_Data shown_:
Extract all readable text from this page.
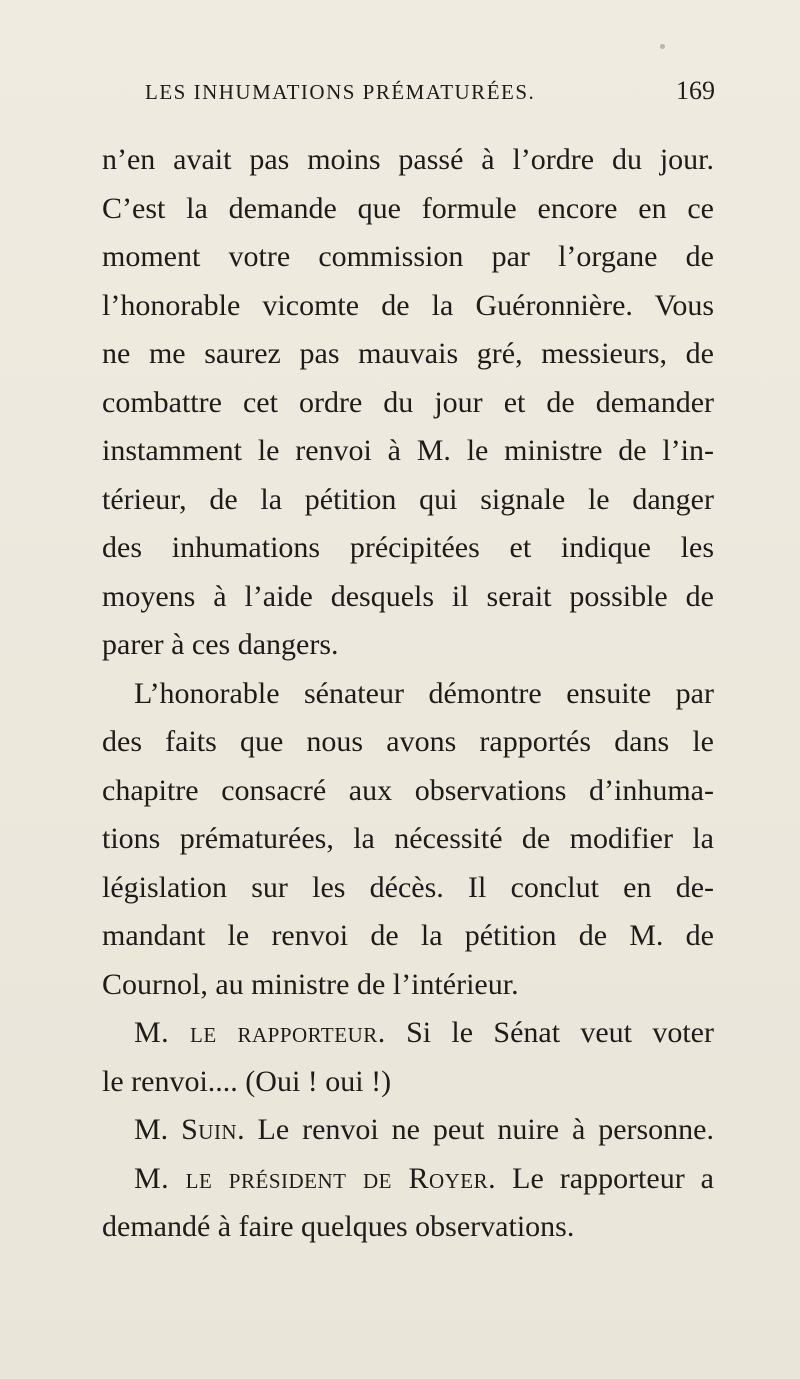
LES INHUMATIONS PRÉMATURÉES.	169
n’en avait pas moins passé à l’ordre du jour.
C’est la demande que formule encore en ce
moment votre commission par l’organe de
l’honorable vicomte de la Guéronnière. Vous
ne me saurez pas mauvais gré, messieurs, de
combattre cet ordre du jour et de demander
instamment le renvoi à M. le ministre de l’in-
térieur, de la pétition qui signale le danger
des inhumations précipitées et indique les
moyens à l’aide desquels il serait possible de
parer à ces dangers.
L’honorable sénateur démontre ensuite par
des faits que nous avons rapportés dans le
chapitre consacré aux observations d’inhuma-
tions prématurées, la nécessité de modifier la
législation sur les décès. Il conclut en de-
mandant le renvoi de la pétition de M. de
Cournol, au ministre de l’intérieur.
M. le rapporteur. Si le Sénat veut voter
le renvoi.... (Oui ! oui !)
M. Suin. Le renvoi ne peut nuire à personne.
M. le président de Royer. Le rapporteur a
demandé à faire quelques observations.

_Set problem_: Reproduce each line from the records that contains the word "ordre".

_Result for this exercise_:
n’en avait pas moins passé à l’ordre du jour.
combattre cet ordre du jour et de demander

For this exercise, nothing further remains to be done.